PROBLEM TO WORK ON:
Locate every line of the material containing the string "Register" and copy each of those lines.

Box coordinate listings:
[start]

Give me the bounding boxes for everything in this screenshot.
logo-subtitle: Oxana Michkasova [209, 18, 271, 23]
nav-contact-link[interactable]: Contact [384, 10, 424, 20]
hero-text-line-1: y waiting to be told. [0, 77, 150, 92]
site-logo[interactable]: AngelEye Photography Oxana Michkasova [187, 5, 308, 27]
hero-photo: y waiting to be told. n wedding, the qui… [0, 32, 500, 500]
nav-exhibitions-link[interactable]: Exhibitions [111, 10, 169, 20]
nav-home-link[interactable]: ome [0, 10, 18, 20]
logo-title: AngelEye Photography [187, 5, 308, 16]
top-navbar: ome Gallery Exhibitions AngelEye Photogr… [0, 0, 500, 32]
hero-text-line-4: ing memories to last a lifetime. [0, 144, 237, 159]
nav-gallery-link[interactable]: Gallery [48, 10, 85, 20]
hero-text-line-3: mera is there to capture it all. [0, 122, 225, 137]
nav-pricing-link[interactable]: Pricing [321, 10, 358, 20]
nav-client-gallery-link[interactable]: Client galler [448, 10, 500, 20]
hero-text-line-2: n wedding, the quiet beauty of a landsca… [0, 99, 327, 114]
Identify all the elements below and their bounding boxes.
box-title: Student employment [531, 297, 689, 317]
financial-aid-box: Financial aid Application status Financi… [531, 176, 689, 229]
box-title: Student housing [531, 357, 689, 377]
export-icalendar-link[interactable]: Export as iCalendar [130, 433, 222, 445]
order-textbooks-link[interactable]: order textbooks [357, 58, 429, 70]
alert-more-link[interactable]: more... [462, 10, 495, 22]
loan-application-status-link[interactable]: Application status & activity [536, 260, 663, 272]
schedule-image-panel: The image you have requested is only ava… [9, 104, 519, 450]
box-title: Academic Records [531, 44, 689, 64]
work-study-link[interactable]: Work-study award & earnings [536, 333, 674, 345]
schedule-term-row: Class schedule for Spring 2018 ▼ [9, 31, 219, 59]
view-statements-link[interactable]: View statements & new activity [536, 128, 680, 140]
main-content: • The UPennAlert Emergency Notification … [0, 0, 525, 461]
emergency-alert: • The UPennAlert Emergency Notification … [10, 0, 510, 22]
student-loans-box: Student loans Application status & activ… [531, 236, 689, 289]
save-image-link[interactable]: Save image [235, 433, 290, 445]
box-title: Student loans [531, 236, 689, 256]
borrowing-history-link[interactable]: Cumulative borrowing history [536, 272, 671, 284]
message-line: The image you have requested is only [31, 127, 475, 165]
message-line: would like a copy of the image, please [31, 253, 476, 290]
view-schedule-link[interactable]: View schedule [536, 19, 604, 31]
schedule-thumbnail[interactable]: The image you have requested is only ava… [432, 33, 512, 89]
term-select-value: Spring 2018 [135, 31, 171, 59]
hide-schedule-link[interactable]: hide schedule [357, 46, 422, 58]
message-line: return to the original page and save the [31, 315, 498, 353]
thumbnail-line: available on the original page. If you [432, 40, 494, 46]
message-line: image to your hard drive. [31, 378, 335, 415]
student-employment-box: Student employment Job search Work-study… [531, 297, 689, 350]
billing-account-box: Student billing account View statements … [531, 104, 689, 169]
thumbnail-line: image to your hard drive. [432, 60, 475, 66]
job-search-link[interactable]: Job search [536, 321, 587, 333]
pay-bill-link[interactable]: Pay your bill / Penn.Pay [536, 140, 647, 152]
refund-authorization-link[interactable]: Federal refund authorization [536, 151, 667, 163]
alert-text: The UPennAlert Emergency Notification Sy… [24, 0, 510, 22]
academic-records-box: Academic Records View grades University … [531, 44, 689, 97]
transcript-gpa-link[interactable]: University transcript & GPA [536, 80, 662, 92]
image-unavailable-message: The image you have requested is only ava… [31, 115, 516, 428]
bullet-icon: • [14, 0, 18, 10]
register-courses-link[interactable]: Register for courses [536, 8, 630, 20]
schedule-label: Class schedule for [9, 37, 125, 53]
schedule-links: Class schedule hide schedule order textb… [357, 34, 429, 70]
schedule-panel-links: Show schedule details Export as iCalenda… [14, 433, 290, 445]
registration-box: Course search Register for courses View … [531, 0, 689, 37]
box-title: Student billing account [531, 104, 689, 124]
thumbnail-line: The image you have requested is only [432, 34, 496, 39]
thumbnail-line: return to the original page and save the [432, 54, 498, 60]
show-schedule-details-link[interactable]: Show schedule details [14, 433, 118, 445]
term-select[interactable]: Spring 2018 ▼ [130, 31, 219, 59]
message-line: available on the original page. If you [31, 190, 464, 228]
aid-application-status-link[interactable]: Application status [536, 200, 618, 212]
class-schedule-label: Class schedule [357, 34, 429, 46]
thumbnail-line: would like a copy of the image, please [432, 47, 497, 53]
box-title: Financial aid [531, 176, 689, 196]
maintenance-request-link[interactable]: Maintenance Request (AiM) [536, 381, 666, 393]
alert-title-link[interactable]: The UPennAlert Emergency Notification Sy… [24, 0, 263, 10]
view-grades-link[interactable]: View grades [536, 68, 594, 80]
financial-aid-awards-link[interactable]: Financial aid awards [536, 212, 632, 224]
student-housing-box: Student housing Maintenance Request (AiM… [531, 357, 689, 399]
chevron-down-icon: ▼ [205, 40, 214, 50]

[end]

ANSWER TO THE PROBLEM:
register-courses-link[interactable]: Register for courses [536, 8, 630, 20]
registration-box: Course search Register for courses View … [531, 0, 689, 37]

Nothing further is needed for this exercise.